▶ [Instructions for the task]: Repeat, exactly and completely, the material that follows. Omit the pictures.
-- Start of Material supplied --
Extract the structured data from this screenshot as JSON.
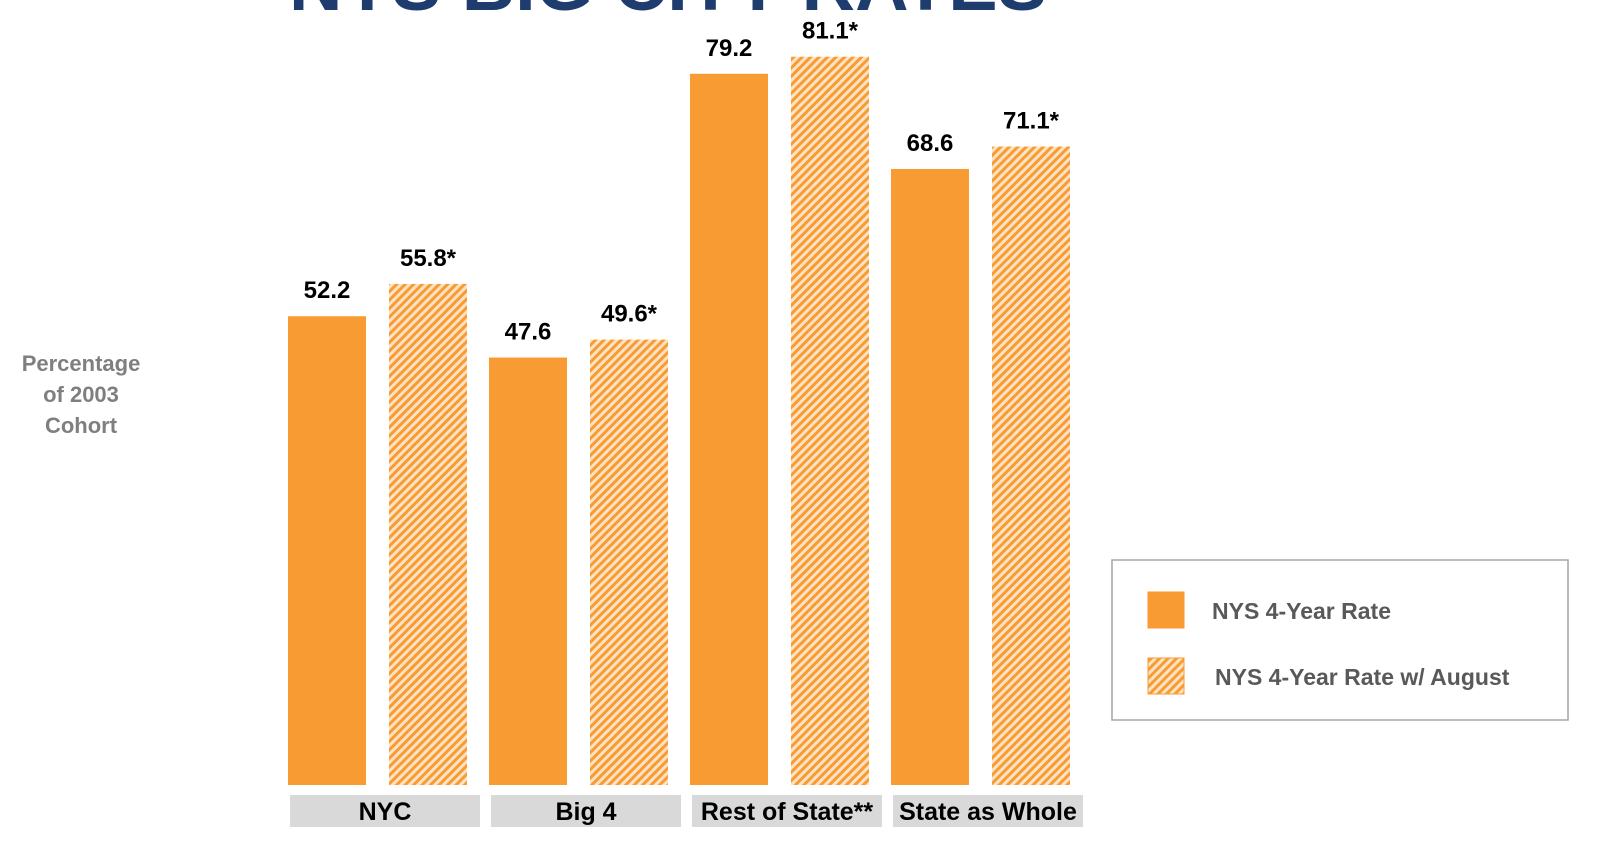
{
  "chart_data": {
    "type": "bar",
    "title": "NYS BIG CITY RATES",
    "y_label": [
      "Percentage",
      "of 2003",
      "Cohort"
    ],
    "categories": [
      "NYC",
      "Big 4",
      "Rest of State**",
      "State as Whole"
    ],
    "series": [
      {
        "name": "NYS 4-Year Rate",
        "color": "#f99b33",
        "pattern": "solid",
        "values": [
          52.2,
          47.6,
          79.2,
          68.6
        ]
      },
      {
        "name": "NYS 4-Year Rate w/ August",
        "color": "#f99b33",
        "pattern": "hatched",
        "values": [
          55.8,
          49.6,
          81.1,
          71.1
        ],
        "value_labels": [
          "55.8*",
          "49.6*",
          "81.1*",
          "71.1*"
        ]
      }
    ],
    "legend": "right"
  }
}
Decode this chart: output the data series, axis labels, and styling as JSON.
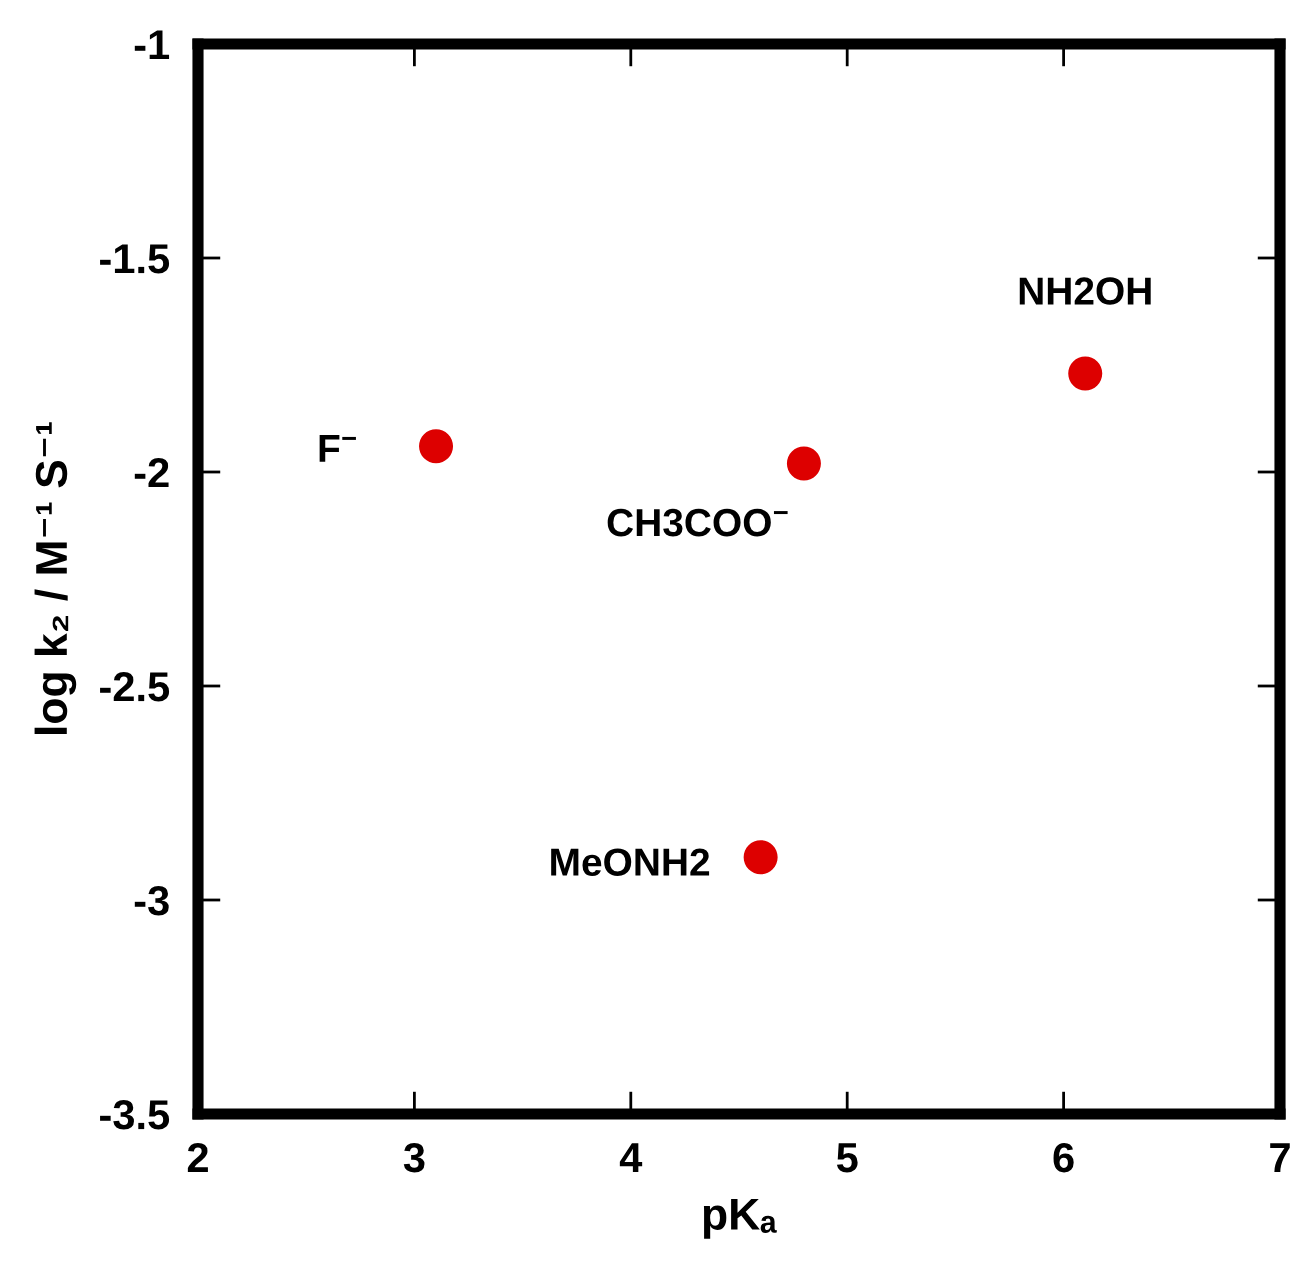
{
  "chart_data": {
    "type": "scatter",
    "x": [
      3.1,
      4.8,
      6.1,
      4.6
    ],
    "values": [
      -1.94,
      -1.98,
      -1.77,
      -2.9
    ],
    "color": "#dd0000",
    "marker": "circle",
    "xlabel": "pKₐ",
    "ylabel": "log k₂ / M⁻¹ S⁻¹",
    "xlim": [
      2,
      7
    ],
    "ylim": [
      -3.5,
      -1
    ],
    "xticks": [
      2,
      3,
      4,
      5,
      6,
      7
    ],
    "yticks": [
      -3.5,
      -3,
      -2.5,
      -2,
      -1.5,
      -1
    ],
    "grid": false,
    "annotations": [
      {
        "text": "F$^{−}$",
        "x": 3.1,
        "y": -1.94
      },
      {
        "text": "CH3COO$^{−}$",
        "x": 4.8,
        "y": -1.98
      },
      {
        "text": "NH2OH",
        "x": 6.1,
        "y": -1.77
      },
      {
        "text": "MeONH2",
        "x": 4.6,
        "y": -2.9
      }
    ]
  }
}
-- End of Material supplied --
▶ [Response to this exercise]:
Extract the structured data from this screenshot as JSON.
{
  "chart_data": {
    "type": "bar",
    "title": "NYS BIG CITY RATES",
    "y_label": [
      "Percentage",
      "of 2003",
      "Cohort"
    ],
    "categories": [
      "NYC",
      "Big 4",
      "Rest of State**",
      "State as Whole"
    ],
    "series": [
      {
        "name": "NYS 4-Year Rate",
        "color": "#f99b33",
        "pattern": "solid",
        "values": [
          52.2,
          47.6,
          79.2,
          68.6
        ]
      },
      {
        "name": "NYS 4-Year Rate w/ August",
        "color": "#f99b33",
        "pattern": "hatched",
        "values": [
          55.8,
          49.6,
          81.1,
          71.1
        ],
        "value_labels": [
          "55.8*",
          "49.6*",
          "81.1*",
          "71.1*"
        ]
      }
    ],
    "legend": "right"
  }
}
Decode this chart: output the data series, axis labels, and styling as JSON.
{
  "chart_data": {
    "type": "scatter",
    "x": [
      3.1,
      4.8,
      6.1,
      4.6
    ],
    "values": [
      -1.94,
      -1.98,
      -1.77,
      -2.9
    ],
    "color": "#dd0000",
    "marker": "circle",
    "xlabel": "pKₐ",
    "ylabel": "log k₂ / M⁻¹ S⁻¹",
    "xlim": [
      2,
      7
    ],
    "ylim": [
      -3.5,
      -1
    ],
    "xticks": [
      2,
      3,
      4,
      5,
      6,
      7
    ],
    "yticks": [
      -3.5,
      -3,
      -2.5,
      -2,
      -1.5,
      -1
    ],
    "grid": false,
    "annotations": [
      {
        "text": "F$^{−}$",
        "x": 3.1,
        "y": -1.94
      },
      {
        "text": "CH3COO$^{−}$",
        "x": 4.8,
        "y": -1.98
      },
      {
        "text": "NH2OH",
        "x": 6.1,
        "y": -1.77
      },
      {
        "text": "MeONH2",
        "x": 4.6,
        "y": -2.9
      }
    ]
  }
}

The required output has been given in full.